───── MATERIAL SHOWN

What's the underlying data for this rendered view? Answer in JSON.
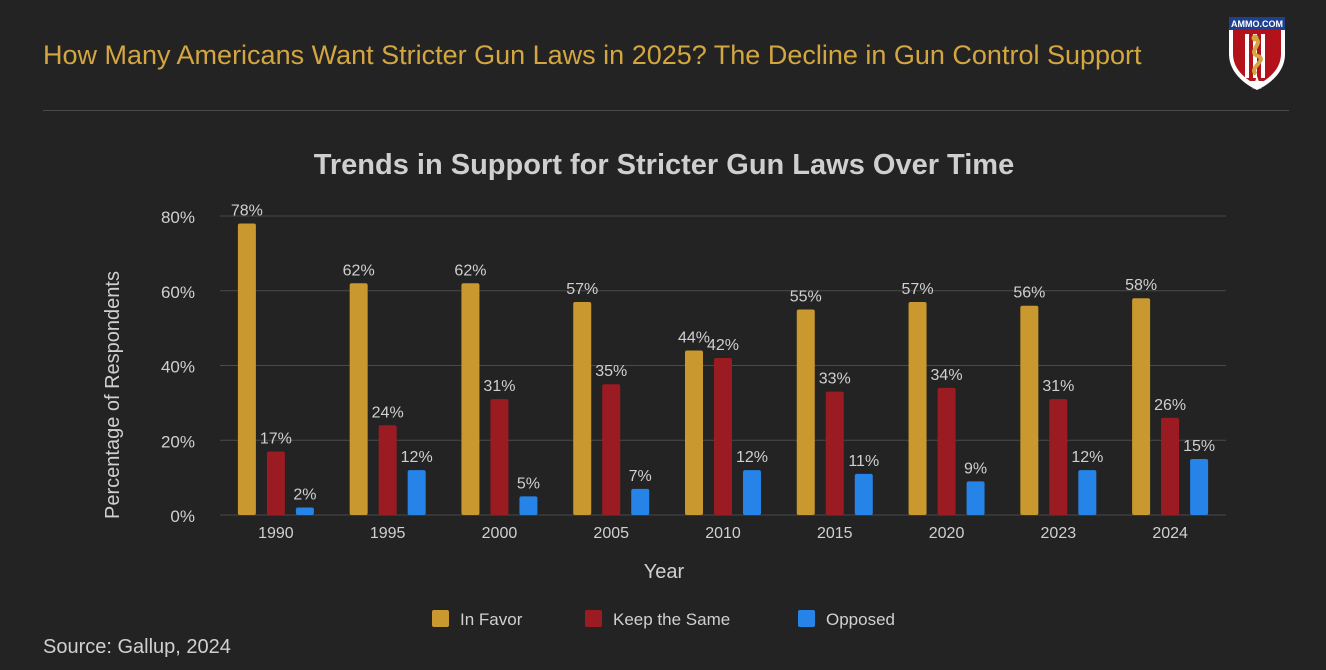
{
  "header": {
    "title": "How Many Americans Want Stricter Gun Laws in 2025? The Decline in Gun Control Support",
    "logo_text": "AMMO.COM"
  },
  "footer": {
    "source": "Source: Gallup, 2024"
  },
  "colors": {
    "accent": "#d4a640",
    "in_favor": "#c9992f",
    "keep_same": "#9b1b22",
    "opposed": "#2684e8",
    "background": "#232323",
    "grid": "#4a4a4a"
  },
  "chart_data": {
    "type": "bar",
    "title": "Trends in Support for Stricter Gun Laws Over Time",
    "xlabel": "Year",
    "ylabel": "Percentage of Respondents",
    "ylim": [
      0,
      80
    ],
    "yticks": [
      0,
      20,
      40,
      60,
      80
    ],
    "ytick_labels": [
      "0%",
      "20%",
      "40%",
      "60%",
      "80%"
    ],
    "grid": true,
    "legend_position": "bottom",
    "categories": [
      "1990",
      "1995",
      "2000",
      "2005",
      "2010",
      "2015",
      "2020",
      "2023",
      "2024"
    ],
    "series": [
      {
        "name": "In Favor",
        "values": [
          78,
          62,
          62,
          57,
          44,
          55,
          57,
          56,
          58
        ],
        "labels": [
          "78%",
          "62%",
          "62%",
          "57%",
          "44%",
          "55%",
          "57%",
          "56%",
          "58%"
        ]
      },
      {
        "name": "Keep the Same",
        "values": [
          17,
          24,
          31,
          35,
          42,
          33,
          34,
          31,
          26
        ],
        "labels": [
          "17%",
          "24%",
          "31%",
          "35%",
          "42%",
          "33%",
          "34%",
          "31%",
          "26%"
        ]
      },
      {
        "name": "Opposed",
        "values": [
          2,
          12,
          5,
          7,
          12,
          11,
          9,
          12,
          15
        ],
        "labels": [
          "2%",
          "12%",
          "5%",
          "7%",
          "12%",
          "11%",
          "9%",
          "12%",
          "15%"
        ]
      }
    ]
  }
}
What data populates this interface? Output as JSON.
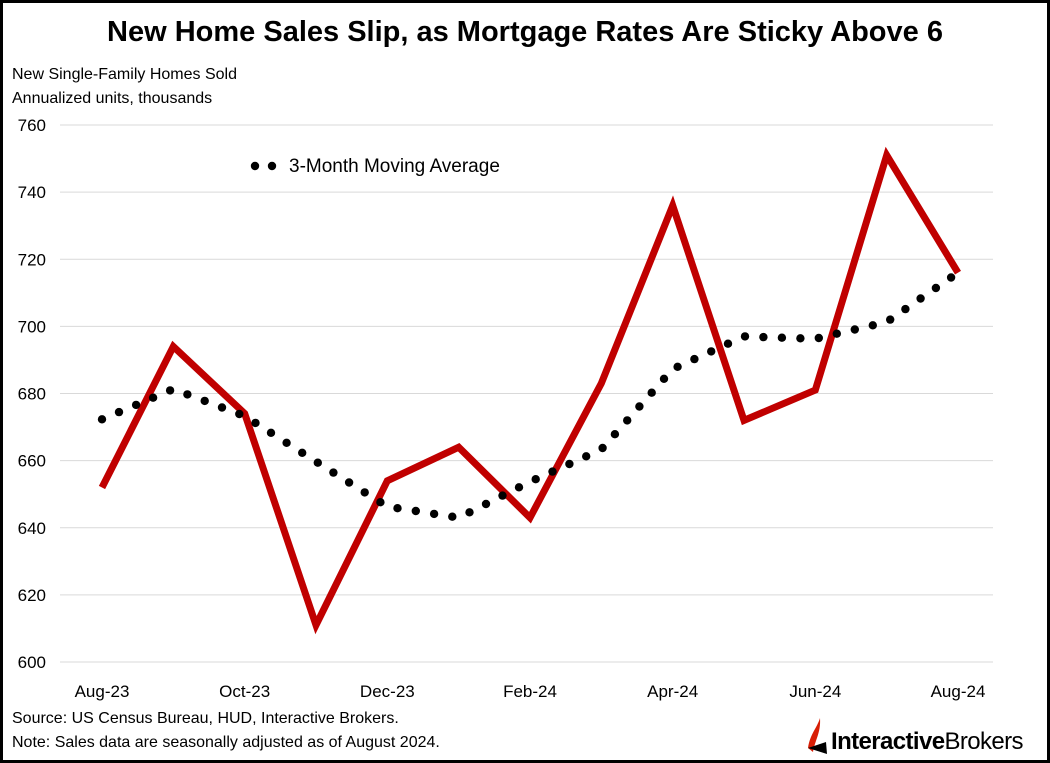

──────────

*INSTRUCTION*
Omit every image. Quote each record exactly.

*RESULT BELOW*
What's the underlying data for this rendered view? Answer in JSON.
{
  "header": {
    "title": "How Many Americans Want Stricter Gun Laws in 2025? The Decline in Gun Control Support",
    "logo_text": "AMMO.COM"
  },
  "footer": {
    "source": "Source: Gallup, 2024"
  },
  "colors": {
    "accent": "#d4a640",
    "in_favor": "#c9992f",
    "keep_same": "#9b1b22",
    "opposed": "#2684e8",
    "background": "#232323",
    "grid": "#4a4a4a"
  },
  "chart_data": {
    "type": "bar",
    "title": "Trends in Support for Stricter Gun Laws Over Time",
    "xlabel": "Year",
    "ylabel": "Percentage of Respondents",
    "ylim": [
      0,
      80
    ],
    "yticks": [
      0,
      20,
      40,
      60,
      80
    ],
    "ytick_labels": [
      "0%",
      "20%",
      "40%",
      "60%",
      "80%"
    ],
    "grid": true,
    "legend_position": "bottom",
    "categories": [
      "1990",
      "1995",
      "2000",
      "2005",
      "2010",
      "2015",
      "2020",
      "2023",
      "2024"
    ],
    "series": [
      {
        "name": "In Favor",
        "values": [
          78,
          62,
          62,
          57,
          44,
          55,
          57,
          56,
          58
        ],
        "labels": [
          "78%",
          "62%",
          "62%",
          "57%",
          "44%",
          "55%",
          "57%",
          "56%",
          "58%"
        ]
      },
      {
        "name": "Keep the Same",
        "values": [
          17,
          24,
          31,
          35,
          42,
          33,
          34,
          31,
          26
        ],
        "labels": [
          "17%",
          "24%",
          "31%",
          "35%",
          "42%",
          "33%",
          "34%",
          "31%",
          "26%"
        ]
      },
      {
        "name": "Opposed",
        "values": [
          2,
          12,
          5,
          7,
          12,
          11,
          9,
          12,
          15
        ],
        "labels": [
          "2%",
          "12%",
          "5%",
          "7%",
          "12%",
          "11%",
          "9%",
          "12%",
          "15%"
        ]
      }
    ]
  }
}
What data populates this interface? Output as JSON.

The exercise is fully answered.